Data lines
---*---

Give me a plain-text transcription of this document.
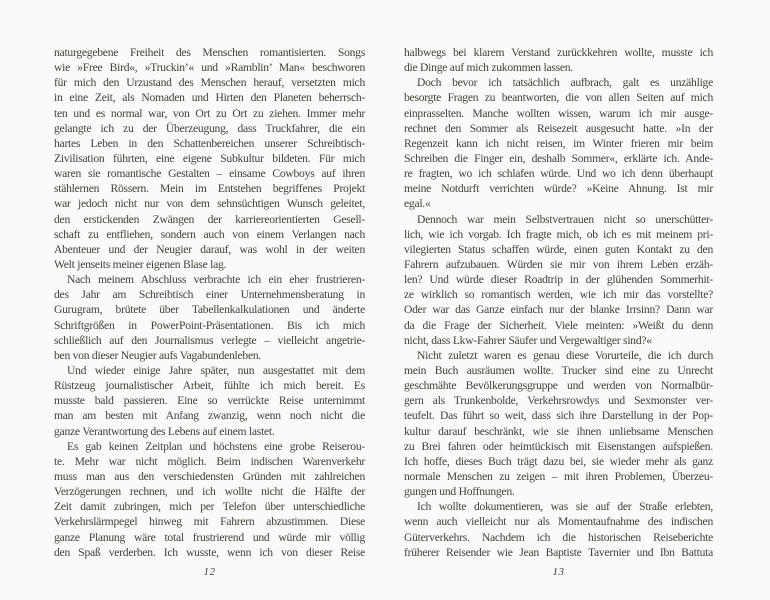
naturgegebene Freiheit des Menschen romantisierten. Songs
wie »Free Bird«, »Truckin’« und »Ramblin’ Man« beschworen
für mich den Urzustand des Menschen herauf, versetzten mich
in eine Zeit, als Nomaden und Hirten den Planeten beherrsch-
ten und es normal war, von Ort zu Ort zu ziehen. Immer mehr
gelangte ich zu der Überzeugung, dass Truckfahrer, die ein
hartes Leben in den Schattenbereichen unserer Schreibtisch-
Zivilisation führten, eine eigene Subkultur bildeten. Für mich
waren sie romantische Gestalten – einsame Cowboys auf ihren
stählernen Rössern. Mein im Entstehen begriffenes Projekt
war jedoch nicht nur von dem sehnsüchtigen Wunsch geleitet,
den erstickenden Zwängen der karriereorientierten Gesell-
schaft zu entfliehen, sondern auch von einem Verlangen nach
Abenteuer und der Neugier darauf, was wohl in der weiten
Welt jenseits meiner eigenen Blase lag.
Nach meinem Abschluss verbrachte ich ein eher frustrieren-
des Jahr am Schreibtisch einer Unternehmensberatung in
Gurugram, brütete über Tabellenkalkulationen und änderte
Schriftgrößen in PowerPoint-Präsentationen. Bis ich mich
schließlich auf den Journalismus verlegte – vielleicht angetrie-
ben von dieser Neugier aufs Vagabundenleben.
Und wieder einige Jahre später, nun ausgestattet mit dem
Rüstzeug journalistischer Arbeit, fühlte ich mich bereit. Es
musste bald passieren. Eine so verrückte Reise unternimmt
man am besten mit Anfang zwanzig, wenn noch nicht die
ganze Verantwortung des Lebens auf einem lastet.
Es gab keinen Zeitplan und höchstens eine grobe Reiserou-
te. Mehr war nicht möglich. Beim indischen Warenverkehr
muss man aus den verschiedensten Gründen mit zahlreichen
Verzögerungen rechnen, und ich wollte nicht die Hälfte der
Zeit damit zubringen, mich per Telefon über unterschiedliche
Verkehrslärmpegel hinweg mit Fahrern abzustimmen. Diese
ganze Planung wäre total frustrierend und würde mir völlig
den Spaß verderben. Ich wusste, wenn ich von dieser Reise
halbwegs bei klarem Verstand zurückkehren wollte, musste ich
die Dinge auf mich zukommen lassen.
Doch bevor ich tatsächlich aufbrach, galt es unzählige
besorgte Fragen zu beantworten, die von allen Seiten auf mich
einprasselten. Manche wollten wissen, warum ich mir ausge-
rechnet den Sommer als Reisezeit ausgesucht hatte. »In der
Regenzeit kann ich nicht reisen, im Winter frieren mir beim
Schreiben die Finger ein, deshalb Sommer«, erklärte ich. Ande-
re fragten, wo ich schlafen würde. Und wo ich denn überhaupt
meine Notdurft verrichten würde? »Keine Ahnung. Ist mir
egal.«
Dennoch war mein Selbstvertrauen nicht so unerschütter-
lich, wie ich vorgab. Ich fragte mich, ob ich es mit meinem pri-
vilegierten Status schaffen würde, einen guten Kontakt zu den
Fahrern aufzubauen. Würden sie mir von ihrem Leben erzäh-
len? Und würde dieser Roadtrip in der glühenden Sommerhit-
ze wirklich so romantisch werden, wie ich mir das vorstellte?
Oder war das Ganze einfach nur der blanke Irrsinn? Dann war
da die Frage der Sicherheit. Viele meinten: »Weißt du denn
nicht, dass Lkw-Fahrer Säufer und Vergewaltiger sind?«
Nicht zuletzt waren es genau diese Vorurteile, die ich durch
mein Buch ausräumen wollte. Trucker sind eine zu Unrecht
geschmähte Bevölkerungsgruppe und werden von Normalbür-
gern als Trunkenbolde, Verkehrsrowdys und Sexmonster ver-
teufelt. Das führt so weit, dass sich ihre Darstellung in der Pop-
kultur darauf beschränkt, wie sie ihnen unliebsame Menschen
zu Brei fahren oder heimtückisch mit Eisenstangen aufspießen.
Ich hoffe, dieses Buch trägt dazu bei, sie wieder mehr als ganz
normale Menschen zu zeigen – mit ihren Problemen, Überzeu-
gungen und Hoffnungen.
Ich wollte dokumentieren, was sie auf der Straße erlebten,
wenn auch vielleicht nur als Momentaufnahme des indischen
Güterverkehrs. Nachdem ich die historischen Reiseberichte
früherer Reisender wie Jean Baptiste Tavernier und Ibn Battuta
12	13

---*---

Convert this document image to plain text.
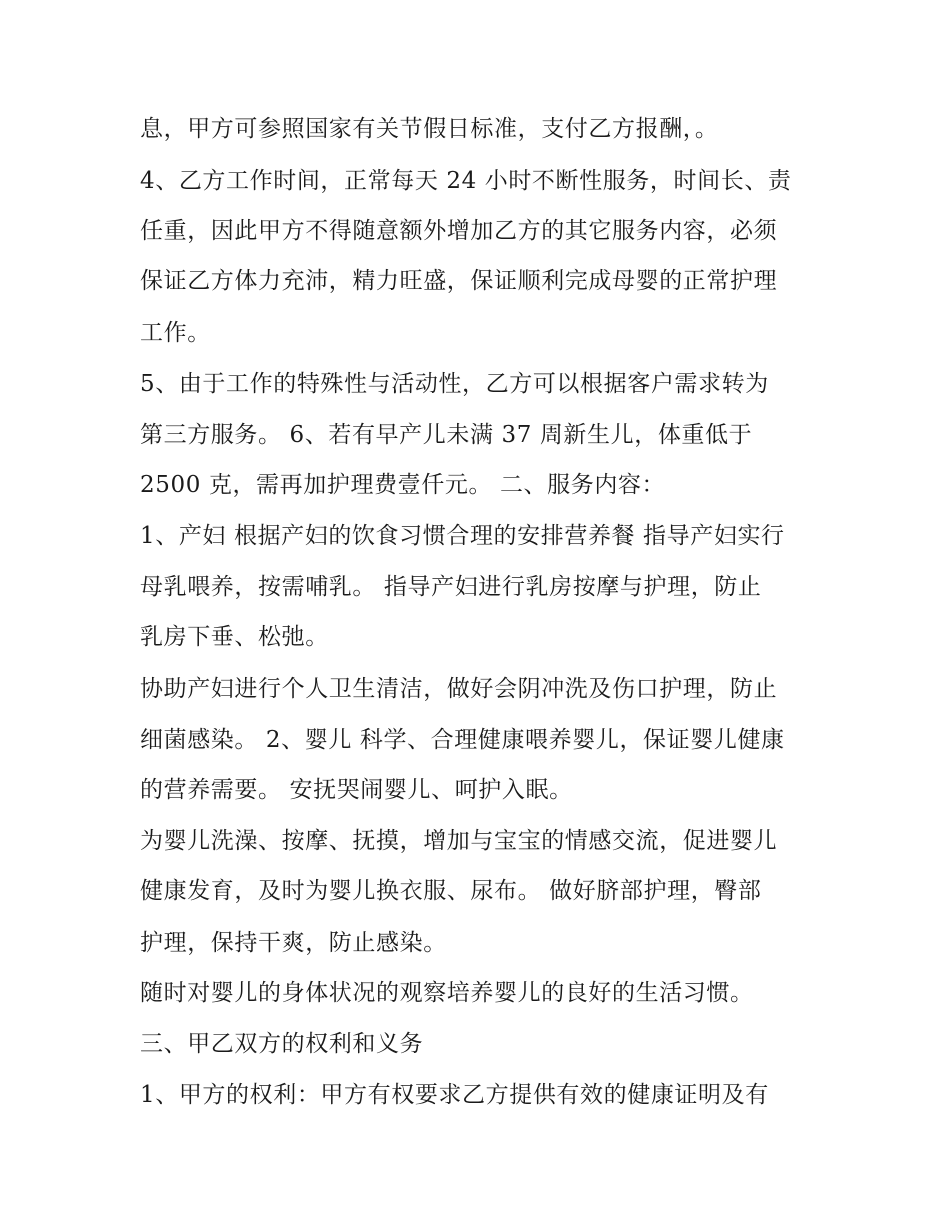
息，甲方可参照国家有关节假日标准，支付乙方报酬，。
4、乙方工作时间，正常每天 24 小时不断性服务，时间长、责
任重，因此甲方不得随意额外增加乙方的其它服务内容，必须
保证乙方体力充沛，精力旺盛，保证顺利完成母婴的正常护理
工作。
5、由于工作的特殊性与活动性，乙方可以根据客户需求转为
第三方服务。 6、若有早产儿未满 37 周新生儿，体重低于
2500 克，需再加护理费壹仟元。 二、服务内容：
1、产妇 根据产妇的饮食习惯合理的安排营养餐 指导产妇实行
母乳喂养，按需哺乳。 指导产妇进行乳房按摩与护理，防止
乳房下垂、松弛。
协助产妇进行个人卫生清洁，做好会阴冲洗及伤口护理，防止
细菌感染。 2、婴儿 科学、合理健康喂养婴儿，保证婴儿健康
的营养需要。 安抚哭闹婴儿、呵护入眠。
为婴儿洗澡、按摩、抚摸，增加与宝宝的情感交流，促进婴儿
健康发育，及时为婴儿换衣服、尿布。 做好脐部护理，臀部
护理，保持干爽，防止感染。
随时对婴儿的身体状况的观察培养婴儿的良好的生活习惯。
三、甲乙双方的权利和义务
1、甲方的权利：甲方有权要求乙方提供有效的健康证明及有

---*---

Request
From the material above, copy each line that includes the word "Neugier".

Solution for this problem
Abenteuer und der Neugier darauf, was wohl in der weiten
ben von dieser Neugier aufs Vagabundenleben.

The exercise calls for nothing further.